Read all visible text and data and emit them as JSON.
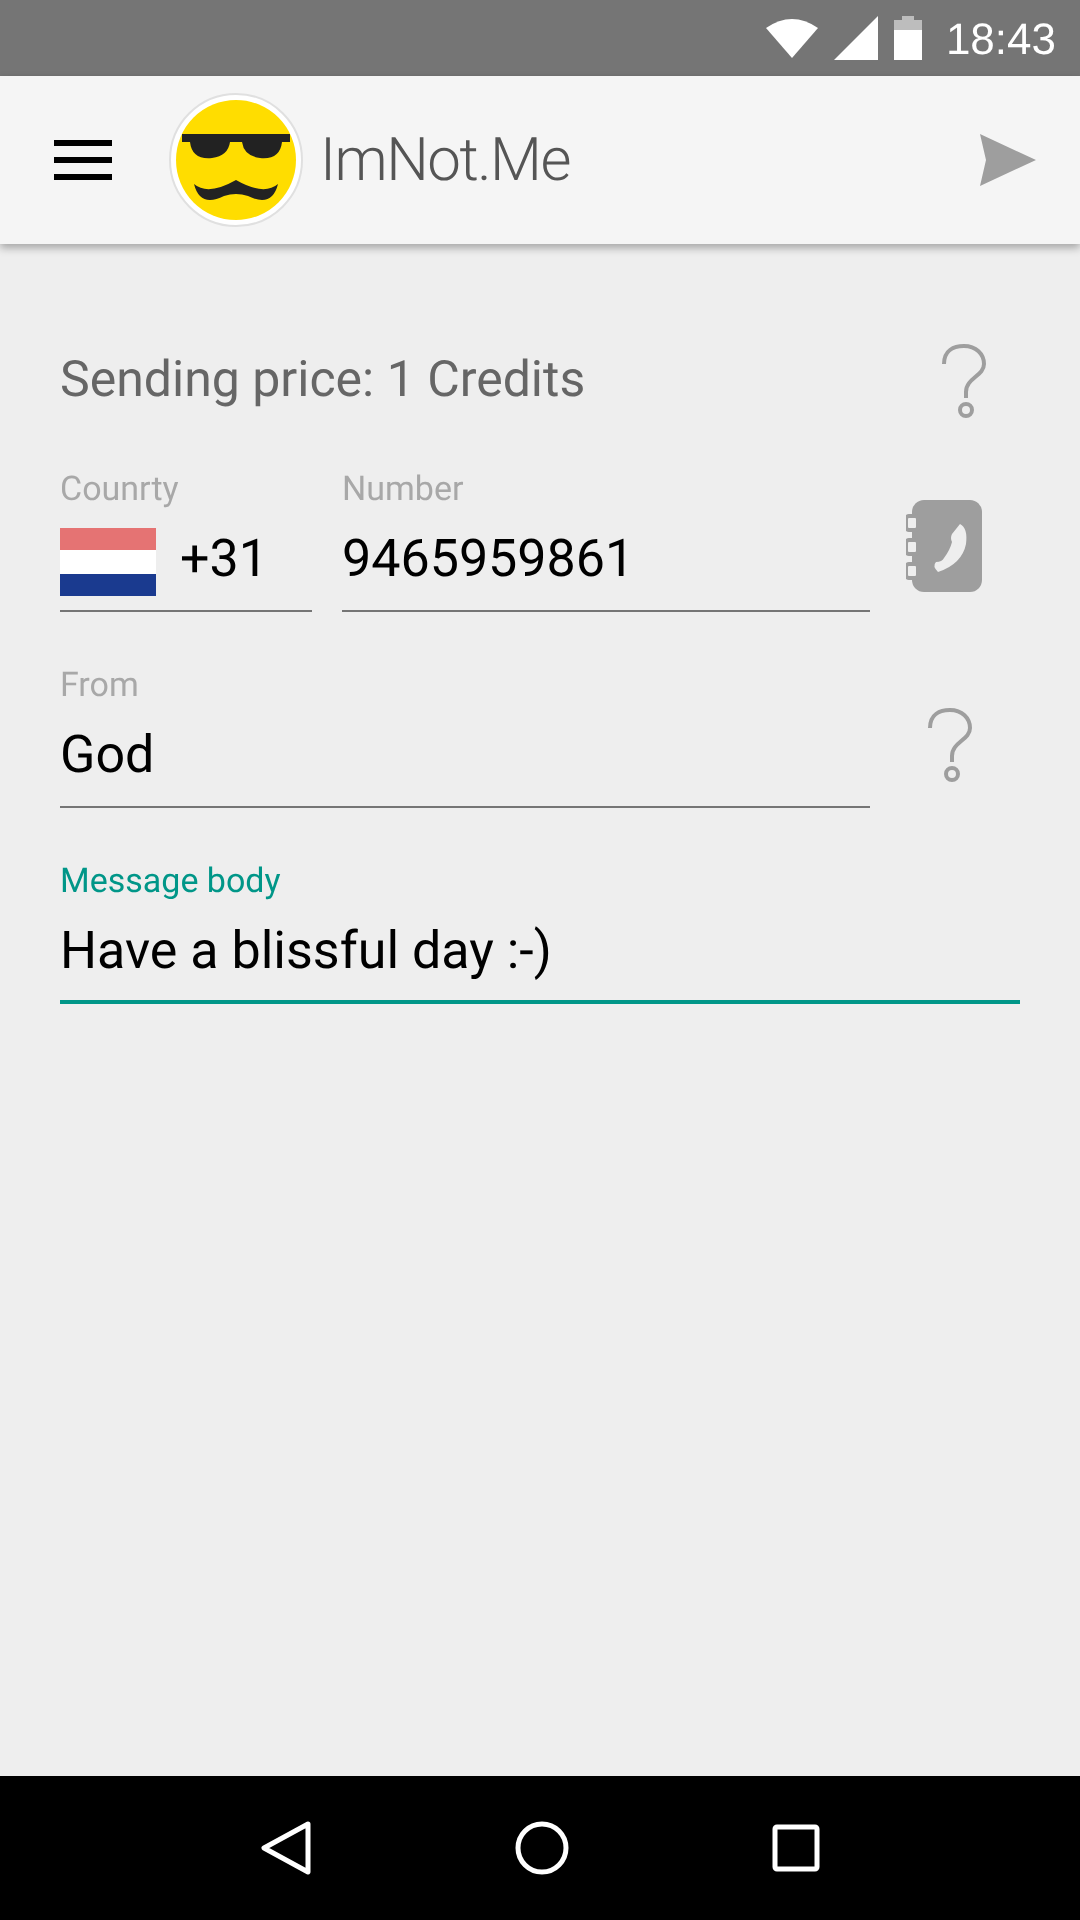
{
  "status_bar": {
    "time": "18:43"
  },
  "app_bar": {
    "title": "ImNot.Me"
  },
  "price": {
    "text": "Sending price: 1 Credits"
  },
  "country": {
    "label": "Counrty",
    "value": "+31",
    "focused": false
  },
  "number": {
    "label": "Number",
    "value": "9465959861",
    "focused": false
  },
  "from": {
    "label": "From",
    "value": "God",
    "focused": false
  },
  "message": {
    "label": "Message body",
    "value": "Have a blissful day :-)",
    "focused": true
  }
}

★ ★ ★ ★ ★ ★ ★

To do: Transcribe the whole listing, character for character, but not its images.

Result of the task:
Read all visible text and data and emit them as JSON.
{
  "status_bar": {
    "time": "18:43"
  },
  "app_bar": {
    "title": "ImNot.Me"
  },
  "price": {
    "text": "Sending price: 1 Credits"
  },
  "country": {
    "label": "Counrty",
    "value": "+31",
    "focused": false
  },
  "number": {
    "label": "Number",
    "value": "9465959861",
    "focused": false
  },
  "from": {
    "label": "From",
    "value": "God",
    "focused": false
  },
  "message": {
    "label": "Message body",
    "value": "Have a blissful day :-)",
    "focused": true
  }
}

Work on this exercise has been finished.